======== Task data

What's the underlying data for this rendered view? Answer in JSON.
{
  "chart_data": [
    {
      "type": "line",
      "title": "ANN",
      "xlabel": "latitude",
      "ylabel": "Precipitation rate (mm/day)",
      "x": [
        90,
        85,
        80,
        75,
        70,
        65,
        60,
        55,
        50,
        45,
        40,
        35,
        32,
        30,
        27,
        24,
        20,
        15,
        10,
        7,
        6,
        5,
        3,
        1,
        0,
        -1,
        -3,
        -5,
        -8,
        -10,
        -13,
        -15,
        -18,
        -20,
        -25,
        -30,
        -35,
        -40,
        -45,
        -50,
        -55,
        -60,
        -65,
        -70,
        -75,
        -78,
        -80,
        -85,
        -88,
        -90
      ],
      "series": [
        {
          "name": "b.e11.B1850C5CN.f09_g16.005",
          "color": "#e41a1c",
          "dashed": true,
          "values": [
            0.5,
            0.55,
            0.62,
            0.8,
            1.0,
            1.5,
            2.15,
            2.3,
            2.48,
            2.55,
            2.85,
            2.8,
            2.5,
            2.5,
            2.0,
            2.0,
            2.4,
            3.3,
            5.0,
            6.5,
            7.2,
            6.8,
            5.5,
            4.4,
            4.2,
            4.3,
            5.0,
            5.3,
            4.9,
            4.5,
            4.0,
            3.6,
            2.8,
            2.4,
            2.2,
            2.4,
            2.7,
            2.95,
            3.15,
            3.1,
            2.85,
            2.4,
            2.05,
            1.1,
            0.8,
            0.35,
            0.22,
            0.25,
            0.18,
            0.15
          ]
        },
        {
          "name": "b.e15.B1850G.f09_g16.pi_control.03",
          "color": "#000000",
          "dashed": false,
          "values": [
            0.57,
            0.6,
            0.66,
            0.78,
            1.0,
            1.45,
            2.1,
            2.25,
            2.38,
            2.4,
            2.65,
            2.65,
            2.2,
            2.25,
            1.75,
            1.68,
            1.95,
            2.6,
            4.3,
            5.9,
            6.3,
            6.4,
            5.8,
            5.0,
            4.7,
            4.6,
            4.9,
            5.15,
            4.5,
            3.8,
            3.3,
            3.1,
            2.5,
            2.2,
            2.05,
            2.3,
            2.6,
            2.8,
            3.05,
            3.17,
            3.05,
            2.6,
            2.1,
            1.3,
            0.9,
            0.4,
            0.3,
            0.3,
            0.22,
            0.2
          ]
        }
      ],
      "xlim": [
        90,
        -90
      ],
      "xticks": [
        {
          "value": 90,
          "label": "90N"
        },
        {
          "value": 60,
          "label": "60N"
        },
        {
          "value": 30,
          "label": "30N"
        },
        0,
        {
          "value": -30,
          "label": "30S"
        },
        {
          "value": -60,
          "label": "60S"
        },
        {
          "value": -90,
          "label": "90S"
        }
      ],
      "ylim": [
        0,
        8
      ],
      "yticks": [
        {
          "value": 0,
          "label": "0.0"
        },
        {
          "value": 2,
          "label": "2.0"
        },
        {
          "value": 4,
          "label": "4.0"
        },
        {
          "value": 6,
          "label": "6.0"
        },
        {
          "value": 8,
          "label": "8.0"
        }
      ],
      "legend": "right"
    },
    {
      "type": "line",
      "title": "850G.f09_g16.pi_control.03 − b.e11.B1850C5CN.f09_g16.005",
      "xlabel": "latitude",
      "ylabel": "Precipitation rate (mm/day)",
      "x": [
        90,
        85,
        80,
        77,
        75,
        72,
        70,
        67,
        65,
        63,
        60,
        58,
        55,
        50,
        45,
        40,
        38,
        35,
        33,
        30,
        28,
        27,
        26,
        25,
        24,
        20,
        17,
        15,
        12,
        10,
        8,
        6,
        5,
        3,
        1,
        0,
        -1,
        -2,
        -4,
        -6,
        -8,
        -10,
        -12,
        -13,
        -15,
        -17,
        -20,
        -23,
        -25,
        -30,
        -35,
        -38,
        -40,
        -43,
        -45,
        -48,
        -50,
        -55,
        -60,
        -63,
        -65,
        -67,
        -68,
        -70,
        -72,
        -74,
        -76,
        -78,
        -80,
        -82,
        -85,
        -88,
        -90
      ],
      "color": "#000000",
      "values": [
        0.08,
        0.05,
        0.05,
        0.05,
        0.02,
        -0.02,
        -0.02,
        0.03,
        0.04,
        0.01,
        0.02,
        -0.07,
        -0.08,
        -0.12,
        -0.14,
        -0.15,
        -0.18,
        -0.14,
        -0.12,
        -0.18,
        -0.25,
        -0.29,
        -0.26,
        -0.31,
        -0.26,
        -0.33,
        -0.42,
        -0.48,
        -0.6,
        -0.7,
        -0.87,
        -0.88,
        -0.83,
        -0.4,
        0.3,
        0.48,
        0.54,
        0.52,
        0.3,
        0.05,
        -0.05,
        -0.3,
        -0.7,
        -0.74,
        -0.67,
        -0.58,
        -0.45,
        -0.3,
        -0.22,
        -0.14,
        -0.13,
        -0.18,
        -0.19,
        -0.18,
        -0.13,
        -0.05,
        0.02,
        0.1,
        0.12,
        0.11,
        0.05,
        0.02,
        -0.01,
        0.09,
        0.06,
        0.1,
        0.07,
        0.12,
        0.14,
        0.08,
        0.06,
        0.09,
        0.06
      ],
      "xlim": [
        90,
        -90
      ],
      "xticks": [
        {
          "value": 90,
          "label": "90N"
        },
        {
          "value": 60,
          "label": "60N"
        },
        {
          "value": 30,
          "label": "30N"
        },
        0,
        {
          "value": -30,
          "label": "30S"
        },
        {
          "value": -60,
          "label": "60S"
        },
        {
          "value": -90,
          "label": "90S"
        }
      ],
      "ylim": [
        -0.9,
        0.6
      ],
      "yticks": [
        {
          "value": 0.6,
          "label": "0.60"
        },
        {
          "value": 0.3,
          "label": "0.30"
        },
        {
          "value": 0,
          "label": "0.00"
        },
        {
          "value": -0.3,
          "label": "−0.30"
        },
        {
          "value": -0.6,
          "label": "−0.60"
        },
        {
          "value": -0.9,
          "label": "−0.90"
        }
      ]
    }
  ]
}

================

Reproduce the full set of records precisely.

What's the underlying data for this rendered view? Answer in JSON.
{
  "chart_data": [
    {
      "type": "line",
      "title": "ANN",
      "xlabel": "latitude",
      "ylabel": "Precipitation rate (mm/day)",
      "x": [
        90,
        85,
        80,
        75,
        70,
        65,
        60,
        55,
        50,
        45,
        40,
        35,
        32,
        30,
        27,
        24,
        20,
        15,
        10,
        7,
        6,
        5,
        3,
        1,
        0,
        -1,
        -3,
        -5,
        -8,
        -10,
        -13,
        -15,
        -18,
        -20,
        -25,
        -30,
        -35,
        -40,
        -45,
        -50,
        -55,
        -60,
        -65,
        -70,
        -75,
        -78,
        -80,
        -85,
        -88,
        -90
      ],
      "series": [
        {
          "name": "b.e11.B1850C5CN.f09_g16.005",
          "color": "#e41a1c",
          "dashed": true,
          "values": [
            0.5,
            0.55,
            0.62,
            0.8,
            1.0,
            1.5,
            2.15,
            2.3,
            2.48,
            2.55,
            2.85,
            2.8,
            2.5,
            2.5,
            2.0,
            2.0,
            2.4,
            3.3,
            5.0,
            6.5,
            7.2,
            6.8,
            5.5,
            4.4,
            4.2,
            4.3,
            5.0,
            5.3,
            4.9,
            4.5,
            4.0,
            3.6,
            2.8,
            2.4,
            2.2,
            2.4,
            2.7,
            2.95,
            3.15,
            3.1,
            2.85,
            2.4,
            2.05,
            1.1,
            0.8,
            0.35,
            0.22,
            0.25,
            0.18,
            0.15
          ]
        },
        {
          "name": "b.e15.B1850G.f09_g16.pi_control.03",
          "color": "#000000",
          "dashed": false,
          "values": [
            0.57,
            0.6,
            0.66,
            0.78,
            1.0,
            1.45,
            2.1,
            2.25,
            2.38,
            2.4,
            2.65,
            2.65,
            2.2,
            2.25,
            1.75,
            1.68,
            1.95,
            2.6,
            4.3,
            5.9,
            6.3,
            6.4,
            5.8,
            5.0,
            4.7,
            4.6,
            4.9,
            5.15,
            4.5,
            3.8,
            3.3,
            3.1,
            2.5,
            2.2,
            2.05,
            2.3,
            2.6,
            2.8,
            3.05,
            3.17,
            3.05,
            2.6,
            2.1,
            1.3,
            0.9,
            0.4,
            0.3,
            0.3,
            0.22,
            0.2
          ]
        }
      ],
      "xlim": [
        90,
        -90
      ],
      "xticks": [
        {
          "value": 90,
          "label": "90N"
        },
        {
          "value": 60,
          "label": "60N"
        },
        {
          "value": 30,
          "label": "30N"
        },
        0,
        {
          "value": -30,
          "label": "30S"
        },
        {
          "value": -60,
          "label": "60S"
        },
        {
          "value": -90,
          "label": "90S"
        }
      ],
      "ylim": [
        0,
        8
      ],
      "yticks": [
        {
          "value": 0,
          "label": "0.0"
        },
        {
          "value": 2,
          "label": "2.0"
        },
        {
          "value": 4,
          "label": "4.0"
        },
        {
          "value": 6,
          "label": "6.0"
        },
        {
          "value": 8,
          "label": "8.0"
        }
      ],
      "legend": "right"
    },
    {
      "type": "line",
      "title": "850G.f09_g16.pi_control.03 − b.e11.B1850C5CN.f09_g16.005",
      "xlabel": "latitude",
      "ylabel": "Precipitation rate (mm/day)",
      "x": [
        90,
        85,
        80,
        77,
        75,
        72,
        70,
        67,
        65,
        63,
        60,
        58,
        55,
        50,
        45,
        40,
        38,
        35,
        33,
        30,
        28,
        27,
        26,
        25,
        24,
        20,
        17,
        15,
        12,
        10,
        8,
        6,
        5,
        3,
        1,
        0,
        -1,
        -2,
        -4,
        -6,
        -8,
        -10,
        -12,
        -13,
        -15,
        -17,
        -20,
        -23,
        -25,
        -30,
        -35,
        -38,
        -40,
        -43,
        -45,
        -48,
        -50,
        -55,
        -60,
        -63,
        -65,
        -67,
        -68,
        -70,
        -72,
        -74,
        -76,
        -78,
        -80,
        -82,
        -85,
        -88,
        -90
      ],
      "color": "#000000",
      "values": [
        0.08,
        0.05,
        0.05,
        0.05,
        0.02,
        -0.02,
        -0.02,
        0.03,
        0.04,
        0.01,
        0.02,
        -0.07,
        -0.08,
        -0.12,
        -0.14,
        -0.15,
        -0.18,
        -0.14,
        -0.12,
        -0.18,
        -0.25,
        -0.29,
        -0.26,
        -0.31,
        -0.26,
        -0.33,
        -0.42,
        -0.48,
        -0.6,
        -0.7,
        -0.87,
        -0.88,
        -0.83,
        -0.4,
        0.3,
        0.48,
        0.54,
        0.52,
        0.3,
        0.05,
        -0.05,
        -0.3,
        -0.7,
        -0.74,
        -0.67,
        -0.58,
        -0.45,
        -0.3,
        -0.22,
        -0.14,
        -0.13,
        -0.18,
        -0.19,
        -0.18,
        -0.13,
        -0.05,
        0.02,
        0.1,
        0.12,
        0.11,
        0.05,
        0.02,
        -0.01,
        0.09,
        0.06,
        0.1,
        0.07,
        0.12,
        0.14,
        0.08,
        0.06,
        0.09,
        0.06
      ],
      "xlim": [
        90,
        -90
      ],
      "xticks": [
        {
          "value": 90,
          "label": "90N"
        },
        {
          "value": 60,
          "label": "60N"
        },
        {
          "value": 30,
          "label": "30N"
        },
        0,
        {
          "value": -30,
          "label": "30S"
        },
        {
          "value": -60,
          "label": "60S"
        },
        {
          "value": -90,
          "label": "90S"
        }
      ],
      "ylim": [
        -0.9,
        0.6
      ],
      "yticks": [
        {
          "value": 0.6,
          "label": "0.60"
        },
        {
          "value": 0.3,
          "label": "0.30"
        },
        {
          "value": 0,
          "label": "0.00"
        },
        {
          "value": -0.3,
          "label": "−0.30"
        },
        {
          "value": -0.6,
          "label": "−0.60"
        },
        {
          "value": -0.9,
          "label": "−0.90"
        }
      ]
    }
  ]
}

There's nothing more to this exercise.